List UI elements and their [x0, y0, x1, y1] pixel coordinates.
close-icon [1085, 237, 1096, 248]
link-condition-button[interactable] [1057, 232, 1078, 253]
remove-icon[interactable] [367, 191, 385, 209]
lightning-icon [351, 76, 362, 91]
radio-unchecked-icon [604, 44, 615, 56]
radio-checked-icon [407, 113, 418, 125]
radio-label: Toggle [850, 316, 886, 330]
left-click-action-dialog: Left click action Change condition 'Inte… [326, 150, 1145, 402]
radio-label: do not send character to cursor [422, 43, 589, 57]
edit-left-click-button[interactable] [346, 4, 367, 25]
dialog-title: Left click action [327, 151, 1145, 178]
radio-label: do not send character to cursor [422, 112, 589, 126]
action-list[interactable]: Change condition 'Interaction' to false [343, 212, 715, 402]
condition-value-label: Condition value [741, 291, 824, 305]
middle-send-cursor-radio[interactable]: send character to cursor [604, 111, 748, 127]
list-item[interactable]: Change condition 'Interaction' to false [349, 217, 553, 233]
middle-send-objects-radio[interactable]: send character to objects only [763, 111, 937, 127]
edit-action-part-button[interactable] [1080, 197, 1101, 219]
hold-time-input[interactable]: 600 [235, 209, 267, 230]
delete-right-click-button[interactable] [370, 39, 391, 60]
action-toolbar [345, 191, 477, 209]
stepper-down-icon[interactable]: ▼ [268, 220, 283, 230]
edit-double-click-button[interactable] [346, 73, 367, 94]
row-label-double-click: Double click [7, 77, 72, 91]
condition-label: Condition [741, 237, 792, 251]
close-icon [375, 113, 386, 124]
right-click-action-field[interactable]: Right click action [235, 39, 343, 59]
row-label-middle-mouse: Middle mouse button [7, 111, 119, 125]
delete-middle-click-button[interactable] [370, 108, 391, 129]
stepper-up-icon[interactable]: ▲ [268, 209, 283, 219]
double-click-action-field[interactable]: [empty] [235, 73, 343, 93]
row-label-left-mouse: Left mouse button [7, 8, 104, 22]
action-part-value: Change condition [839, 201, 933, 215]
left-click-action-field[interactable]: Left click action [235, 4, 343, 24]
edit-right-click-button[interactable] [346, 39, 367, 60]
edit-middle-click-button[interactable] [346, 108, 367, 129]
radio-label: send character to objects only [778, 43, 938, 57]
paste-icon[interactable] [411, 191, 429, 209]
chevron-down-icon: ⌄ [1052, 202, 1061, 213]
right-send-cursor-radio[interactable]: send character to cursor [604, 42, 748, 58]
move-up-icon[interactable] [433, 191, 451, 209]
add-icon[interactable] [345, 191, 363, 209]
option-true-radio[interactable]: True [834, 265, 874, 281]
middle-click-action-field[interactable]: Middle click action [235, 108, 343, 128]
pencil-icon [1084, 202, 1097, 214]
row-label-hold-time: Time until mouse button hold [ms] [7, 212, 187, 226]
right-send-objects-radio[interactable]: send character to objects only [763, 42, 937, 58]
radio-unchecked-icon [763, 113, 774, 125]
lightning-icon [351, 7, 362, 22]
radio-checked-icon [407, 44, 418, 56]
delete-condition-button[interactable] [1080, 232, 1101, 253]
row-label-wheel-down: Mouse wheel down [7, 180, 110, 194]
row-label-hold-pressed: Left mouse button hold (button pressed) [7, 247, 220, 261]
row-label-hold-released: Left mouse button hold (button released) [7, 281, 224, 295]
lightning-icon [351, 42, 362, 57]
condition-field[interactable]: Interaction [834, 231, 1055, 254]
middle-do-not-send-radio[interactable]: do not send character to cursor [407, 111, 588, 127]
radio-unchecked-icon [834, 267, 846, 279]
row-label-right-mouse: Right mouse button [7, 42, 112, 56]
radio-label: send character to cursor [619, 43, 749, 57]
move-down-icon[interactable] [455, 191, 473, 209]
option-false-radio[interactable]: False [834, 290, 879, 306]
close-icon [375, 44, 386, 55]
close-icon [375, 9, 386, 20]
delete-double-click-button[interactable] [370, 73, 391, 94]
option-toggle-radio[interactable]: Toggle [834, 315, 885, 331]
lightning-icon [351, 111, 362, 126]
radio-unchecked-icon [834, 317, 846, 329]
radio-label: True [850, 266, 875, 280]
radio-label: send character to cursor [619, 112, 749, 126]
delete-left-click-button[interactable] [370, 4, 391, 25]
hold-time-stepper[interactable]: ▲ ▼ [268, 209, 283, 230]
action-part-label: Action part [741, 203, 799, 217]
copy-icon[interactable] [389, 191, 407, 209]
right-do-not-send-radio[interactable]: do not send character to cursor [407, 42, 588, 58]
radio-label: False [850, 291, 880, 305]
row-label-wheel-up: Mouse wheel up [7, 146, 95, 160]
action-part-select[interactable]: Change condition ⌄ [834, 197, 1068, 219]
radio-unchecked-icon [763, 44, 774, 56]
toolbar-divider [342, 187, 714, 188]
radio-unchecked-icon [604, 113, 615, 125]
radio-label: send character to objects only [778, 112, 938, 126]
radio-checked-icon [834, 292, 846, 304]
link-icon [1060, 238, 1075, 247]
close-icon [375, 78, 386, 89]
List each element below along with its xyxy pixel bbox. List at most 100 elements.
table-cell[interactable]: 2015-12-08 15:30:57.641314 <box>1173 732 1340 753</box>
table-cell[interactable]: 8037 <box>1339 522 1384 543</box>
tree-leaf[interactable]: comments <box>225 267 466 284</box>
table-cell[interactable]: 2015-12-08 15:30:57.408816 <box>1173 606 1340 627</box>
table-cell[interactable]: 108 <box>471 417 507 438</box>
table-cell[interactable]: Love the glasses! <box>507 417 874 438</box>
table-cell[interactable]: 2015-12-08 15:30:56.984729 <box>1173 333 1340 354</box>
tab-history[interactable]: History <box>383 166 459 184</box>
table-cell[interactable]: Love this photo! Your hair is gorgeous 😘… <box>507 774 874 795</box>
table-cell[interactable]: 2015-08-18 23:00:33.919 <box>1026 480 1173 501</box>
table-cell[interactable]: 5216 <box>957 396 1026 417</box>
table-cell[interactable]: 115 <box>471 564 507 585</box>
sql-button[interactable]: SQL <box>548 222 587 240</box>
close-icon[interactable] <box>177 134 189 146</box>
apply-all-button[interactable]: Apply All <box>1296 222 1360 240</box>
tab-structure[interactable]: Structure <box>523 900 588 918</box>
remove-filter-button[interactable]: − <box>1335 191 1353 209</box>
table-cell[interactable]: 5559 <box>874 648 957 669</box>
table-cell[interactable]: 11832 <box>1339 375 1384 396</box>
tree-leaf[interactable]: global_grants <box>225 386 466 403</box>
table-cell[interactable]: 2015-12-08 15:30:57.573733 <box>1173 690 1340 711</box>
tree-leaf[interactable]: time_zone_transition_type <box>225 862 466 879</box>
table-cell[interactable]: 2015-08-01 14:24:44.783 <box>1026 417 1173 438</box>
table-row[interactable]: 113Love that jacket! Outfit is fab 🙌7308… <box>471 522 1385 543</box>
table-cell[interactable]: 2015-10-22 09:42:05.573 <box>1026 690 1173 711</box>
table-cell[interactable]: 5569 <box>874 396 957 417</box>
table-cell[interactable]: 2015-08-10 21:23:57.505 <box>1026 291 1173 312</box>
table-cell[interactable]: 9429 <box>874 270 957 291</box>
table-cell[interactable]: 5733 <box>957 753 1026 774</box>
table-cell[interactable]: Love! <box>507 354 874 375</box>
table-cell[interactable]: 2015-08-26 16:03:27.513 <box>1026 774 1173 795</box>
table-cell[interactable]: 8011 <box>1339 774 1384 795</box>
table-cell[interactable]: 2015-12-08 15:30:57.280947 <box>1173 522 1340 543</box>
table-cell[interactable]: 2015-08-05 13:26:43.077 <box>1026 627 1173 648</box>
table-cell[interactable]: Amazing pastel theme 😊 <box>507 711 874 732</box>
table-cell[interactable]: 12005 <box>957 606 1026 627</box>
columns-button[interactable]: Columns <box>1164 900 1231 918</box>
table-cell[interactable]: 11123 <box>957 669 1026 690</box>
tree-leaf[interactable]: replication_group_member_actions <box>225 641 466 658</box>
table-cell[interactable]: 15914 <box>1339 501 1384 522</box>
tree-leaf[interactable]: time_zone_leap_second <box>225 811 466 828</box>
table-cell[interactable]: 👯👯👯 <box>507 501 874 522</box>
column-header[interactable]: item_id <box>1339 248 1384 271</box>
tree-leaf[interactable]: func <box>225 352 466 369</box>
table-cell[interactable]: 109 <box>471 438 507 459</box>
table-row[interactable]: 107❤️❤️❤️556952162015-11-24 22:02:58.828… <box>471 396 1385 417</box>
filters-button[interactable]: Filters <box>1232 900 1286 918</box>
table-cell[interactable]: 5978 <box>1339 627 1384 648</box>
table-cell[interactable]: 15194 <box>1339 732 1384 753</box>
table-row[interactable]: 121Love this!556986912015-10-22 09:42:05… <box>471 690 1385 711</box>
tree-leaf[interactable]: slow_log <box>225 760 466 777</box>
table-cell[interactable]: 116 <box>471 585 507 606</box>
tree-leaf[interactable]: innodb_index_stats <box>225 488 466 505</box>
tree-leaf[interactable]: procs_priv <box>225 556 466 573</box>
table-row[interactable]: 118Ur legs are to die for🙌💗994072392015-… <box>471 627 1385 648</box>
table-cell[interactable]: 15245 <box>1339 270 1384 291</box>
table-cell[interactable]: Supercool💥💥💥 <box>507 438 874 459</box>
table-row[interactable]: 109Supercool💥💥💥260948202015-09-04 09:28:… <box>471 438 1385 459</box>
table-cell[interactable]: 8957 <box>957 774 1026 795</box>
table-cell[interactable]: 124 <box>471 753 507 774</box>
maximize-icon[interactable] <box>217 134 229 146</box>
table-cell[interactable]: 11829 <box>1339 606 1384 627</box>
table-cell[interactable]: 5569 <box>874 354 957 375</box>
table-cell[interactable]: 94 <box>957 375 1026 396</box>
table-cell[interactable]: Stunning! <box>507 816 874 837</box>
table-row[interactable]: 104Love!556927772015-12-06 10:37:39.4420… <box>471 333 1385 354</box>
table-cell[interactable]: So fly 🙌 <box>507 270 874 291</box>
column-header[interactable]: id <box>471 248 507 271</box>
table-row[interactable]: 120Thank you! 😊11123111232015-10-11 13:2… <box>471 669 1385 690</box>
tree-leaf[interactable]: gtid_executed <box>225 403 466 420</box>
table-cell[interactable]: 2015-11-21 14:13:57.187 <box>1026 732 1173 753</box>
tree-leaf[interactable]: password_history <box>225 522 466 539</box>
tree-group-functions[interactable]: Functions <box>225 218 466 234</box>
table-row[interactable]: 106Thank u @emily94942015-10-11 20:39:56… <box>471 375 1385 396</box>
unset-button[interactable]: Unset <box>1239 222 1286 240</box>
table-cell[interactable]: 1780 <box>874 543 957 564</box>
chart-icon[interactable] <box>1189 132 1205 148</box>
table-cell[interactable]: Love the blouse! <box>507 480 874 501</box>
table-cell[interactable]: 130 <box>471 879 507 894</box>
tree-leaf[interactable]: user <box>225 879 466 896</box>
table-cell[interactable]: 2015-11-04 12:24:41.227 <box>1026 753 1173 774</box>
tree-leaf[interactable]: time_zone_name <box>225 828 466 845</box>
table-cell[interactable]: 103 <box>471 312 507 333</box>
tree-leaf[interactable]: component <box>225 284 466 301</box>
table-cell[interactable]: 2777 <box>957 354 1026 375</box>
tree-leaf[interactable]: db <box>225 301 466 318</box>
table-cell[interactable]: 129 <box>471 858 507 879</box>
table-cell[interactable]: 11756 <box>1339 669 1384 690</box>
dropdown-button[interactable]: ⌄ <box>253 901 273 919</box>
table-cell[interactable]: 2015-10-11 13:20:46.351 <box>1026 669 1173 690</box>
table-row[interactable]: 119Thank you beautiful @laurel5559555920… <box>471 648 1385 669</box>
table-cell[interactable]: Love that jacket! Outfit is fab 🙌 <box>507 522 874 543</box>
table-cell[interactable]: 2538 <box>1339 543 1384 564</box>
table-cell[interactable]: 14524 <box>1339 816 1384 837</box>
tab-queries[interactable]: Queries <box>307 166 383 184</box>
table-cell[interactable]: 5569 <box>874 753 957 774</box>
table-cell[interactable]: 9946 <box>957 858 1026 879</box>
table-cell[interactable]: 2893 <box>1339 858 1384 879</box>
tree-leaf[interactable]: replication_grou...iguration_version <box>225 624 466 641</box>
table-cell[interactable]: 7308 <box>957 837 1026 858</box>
--*--
__WHAT YOU HAVE TO DO__. Can you copy the listing above word for word, starting at its first line and stopping after the line containing "row-label-left-mouse: Left mouse"?

__SOLUTION TO THE PROBLEM__.
List UI elements and their [x0, y0, x1, y1] pixel coordinates.
close-icon [1085, 237, 1096, 248]
link-condition-button[interactable] [1057, 232, 1078, 253]
remove-icon[interactable] [367, 191, 385, 209]
lightning-icon [351, 76, 362, 91]
radio-unchecked-icon [604, 44, 615, 56]
radio-checked-icon [407, 113, 418, 125]
radio-label: Toggle [850, 316, 886, 330]
left-click-action-dialog: Left click action Change condition 'Inte… [326, 150, 1145, 402]
radio-label: do not send character to cursor [422, 43, 589, 57]
edit-left-click-button[interactable] [346, 4, 367, 25]
dialog-title: Left click action [327, 151, 1145, 178]
radio-label: do not send character to cursor [422, 112, 589, 126]
action-list[interactable]: Change condition 'Interaction' to false [343, 212, 715, 402]
condition-value-label: Condition value [741, 291, 824, 305]
middle-send-cursor-radio[interactable]: send character to cursor [604, 111, 748, 127]
list-item[interactable]: Change condition 'Interaction' to false [349, 217, 553, 233]
middle-send-objects-radio[interactable]: send character to objects only [763, 111, 937, 127]
edit-action-part-button[interactable] [1080, 197, 1101, 219]
hold-time-input[interactable]: 600 [235, 209, 267, 230]
delete-right-click-button[interactable] [370, 39, 391, 60]
action-toolbar [345, 191, 477, 209]
stepper-down-icon[interactable]: ▼ [268, 220, 283, 230]
edit-double-click-button[interactable] [346, 73, 367, 94]
row-label-double-click: Double click [7, 77, 72, 91]
condition-label: Condition [741, 237, 792, 251]
close-icon [375, 113, 386, 124]
right-click-action-field[interactable]: Right click action [235, 39, 343, 59]
row-label-middle-mouse: Middle mouse button [7, 111, 119, 125]
delete-middle-click-button[interactable] [370, 108, 391, 129]
stepper-up-icon[interactable]: ▲ [268, 209, 283, 219]
double-click-action-field[interactable]: [empty] [235, 73, 343, 93]
row-label-left-mouse: Left mouse button [7, 8, 104, 22]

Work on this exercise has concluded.